▸ **Exercise instructions**
Copy out the listing that follows, exactly, without its pictures.
START
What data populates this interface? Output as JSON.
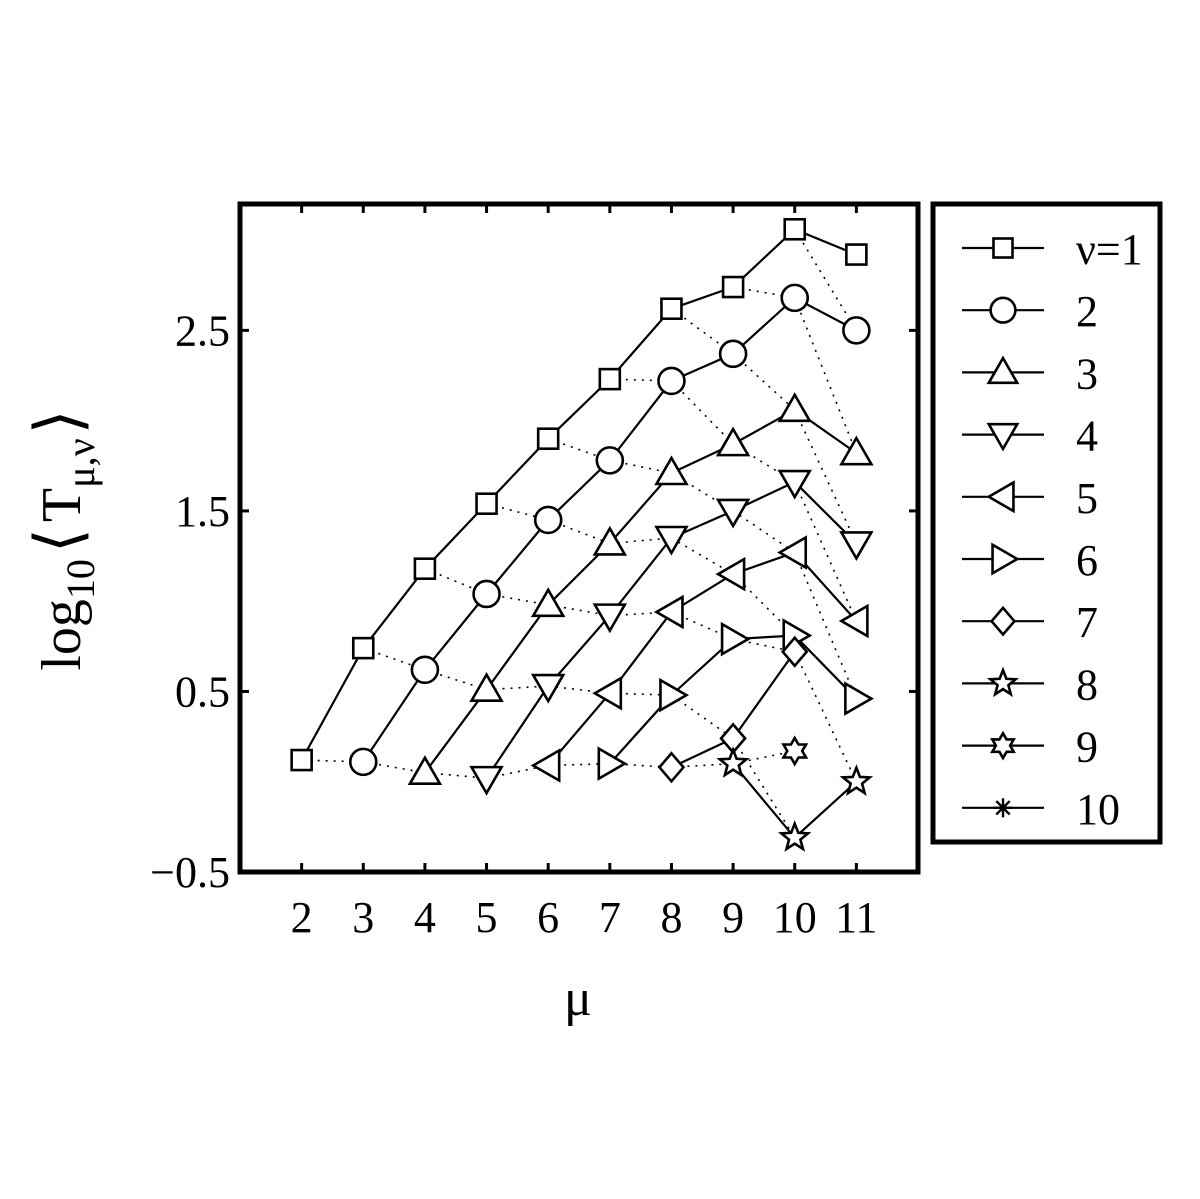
{
  "chart_data": {
    "type": "line",
    "title": "",
    "xlabel": "μ",
    "ylabel": {
      "base": "log",
      "sub": "10",
      "symbol": "T",
      "index": "μ,ν"
    },
    "xlim": [
      1,
      12
    ],
    "ylim": [
      -0.5,
      3.2
    ],
    "xticks": [
      "2",
      "3",
      "4",
      "5",
      "6",
      "7",
      "8",
      "9",
      "10",
      "11"
    ],
    "yticks": [
      "−0.5",
      "0.5",
      "1.5",
      "2.5"
    ],
    "ytick_values": [
      -0.5,
      0.5,
      1.5,
      2.5
    ],
    "grid": false,
    "legend_position": "outside-right",
    "series": [
      {
        "name": "ν=1",
        "marker": "square",
        "x": [
          2,
          3,
          4,
          5,
          6,
          7,
          8,
          9,
          10,
          11
        ],
        "y": [
          0.12,
          0.74,
          1.18,
          1.54,
          1.9,
          2.23,
          2.62,
          2.74,
          3.06,
          2.92
        ]
      },
      {
        "name": "2",
        "marker": "circle",
        "x": [
          3,
          4,
          5,
          6,
          7,
          8,
          9,
          10,
          11
        ],
        "y": [
          0.11,
          0.62,
          1.04,
          1.45,
          1.78,
          2.22,
          2.37,
          2.68,
          2.5
        ]
      },
      {
        "name": "3",
        "marker": "triangle-up",
        "x": [
          4,
          5,
          6,
          7,
          8,
          9,
          10,
          11
        ],
        "y": [
          0.05,
          0.51,
          0.98,
          1.32,
          1.71,
          1.87,
          2.06,
          1.82
        ]
      },
      {
        "name": "4",
        "marker": "triangle-down",
        "x": [
          5,
          6,
          7,
          8,
          9,
          10,
          11
        ],
        "y": [
          0.02,
          0.53,
          0.92,
          1.35,
          1.5,
          1.66,
          1.32
        ]
      },
      {
        "name": "5",
        "marker": "triangle-left",
        "x": [
          6,
          7,
          8,
          9,
          10,
          11
        ],
        "y": [
          0.09,
          0.49,
          0.94,
          1.15,
          1.27,
          0.89
        ]
      },
      {
        "name": "6",
        "marker": "triangle-right",
        "x": [
          7,
          8,
          9,
          10,
          11
        ],
        "y": [
          0.1,
          0.48,
          0.79,
          0.81,
          0.46
        ]
      },
      {
        "name": "7",
        "marker": "diamond",
        "x": [
          8,
          9,
          10
        ],
        "y": [
          0.08,
          0.24,
          0.72
        ]
      },
      {
        "name": "8",
        "marker": "pentagram",
        "x": [
          9,
          10,
          11
        ],
        "y": [
          0.1,
          -0.31,
          0.0
        ]
      },
      {
        "name": "9",
        "marker": "hexagram",
        "x": [
          10
        ],
        "y": [
          0.17
        ]
      },
      {
        "name": "10",
        "marker": "asterisk",
        "x": [],
        "y": []
      }
    ]
  }
}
END
▸ **Expected output**
What data populates this interface? Output as JSON.
{
  "chart_data": {
    "type": "line",
    "title": "",
    "xlabel": "μ",
    "ylabel": {
      "base": "log",
      "sub": "10",
      "symbol": "T",
      "index": "μ,ν"
    },
    "xlim": [
      1,
      12
    ],
    "ylim": [
      -0.5,
      3.2
    ],
    "xticks": [
      "2",
      "3",
      "4",
      "5",
      "6",
      "7",
      "8",
      "9",
      "10",
      "11"
    ],
    "yticks": [
      "−0.5",
      "0.5",
      "1.5",
      "2.5"
    ],
    "ytick_values": [
      -0.5,
      0.5,
      1.5,
      2.5
    ],
    "grid": false,
    "legend_position": "outside-right",
    "series": [
      {
        "name": "ν=1",
        "marker": "square",
        "x": [
          2,
          3,
          4,
          5,
          6,
          7,
          8,
          9,
          10,
          11
        ],
        "y": [
          0.12,
          0.74,
          1.18,
          1.54,
          1.9,
          2.23,
          2.62,
          2.74,
          3.06,
          2.92
        ]
      },
      {
        "name": "2",
        "marker": "circle",
        "x": [
          3,
          4,
          5,
          6,
          7,
          8,
          9,
          10,
          11
        ],
        "y": [
          0.11,
          0.62,
          1.04,
          1.45,
          1.78,
          2.22,
          2.37,
          2.68,
          2.5
        ]
      },
      {
        "name": "3",
        "marker": "triangle-up",
        "x": [
          4,
          5,
          6,
          7,
          8,
          9,
          10,
          11
        ],
        "y": [
          0.05,
          0.51,
          0.98,
          1.32,
          1.71,
          1.87,
          2.06,
          1.82
        ]
      },
      {
        "name": "4",
        "marker": "triangle-down",
        "x": [
          5,
          6,
          7,
          8,
          9,
          10,
          11
        ],
        "y": [
          0.02,
          0.53,
          0.92,
          1.35,
          1.5,
          1.66,
          1.32
        ]
      },
      {
        "name": "5",
        "marker": "triangle-left",
        "x": [
          6,
          7,
          8,
          9,
          10,
          11
        ],
        "y": [
          0.09,
          0.49,
          0.94,
          1.15,
          1.27,
          0.89
        ]
      },
      {
        "name": "6",
        "marker": "triangle-right",
        "x": [
          7,
          8,
          9,
          10,
          11
        ],
        "y": [
          0.1,
          0.48,
          0.79,
          0.81,
          0.46
        ]
      },
      {
        "name": "7",
        "marker": "diamond",
        "x": [
          8,
          9,
          10
        ],
        "y": [
          0.08,
          0.24,
          0.72
        ]
      },
      {
        "name": "8",
        "marker": "pentagram",
        "x": [
          9,
          10,
          11
        ],
        "y": [
          0.1,
          -0.31,
          0.0
        ]
      },
      {
        "name": "9",
        "marker": "hexagram",
        "x": [
          10
        ],
        "y": [
          0.17
        ]
      },
      {
        "name": "10",
        "marker": "asterisk",
        "x": [],
        "y": []
      }
    ]
  }
}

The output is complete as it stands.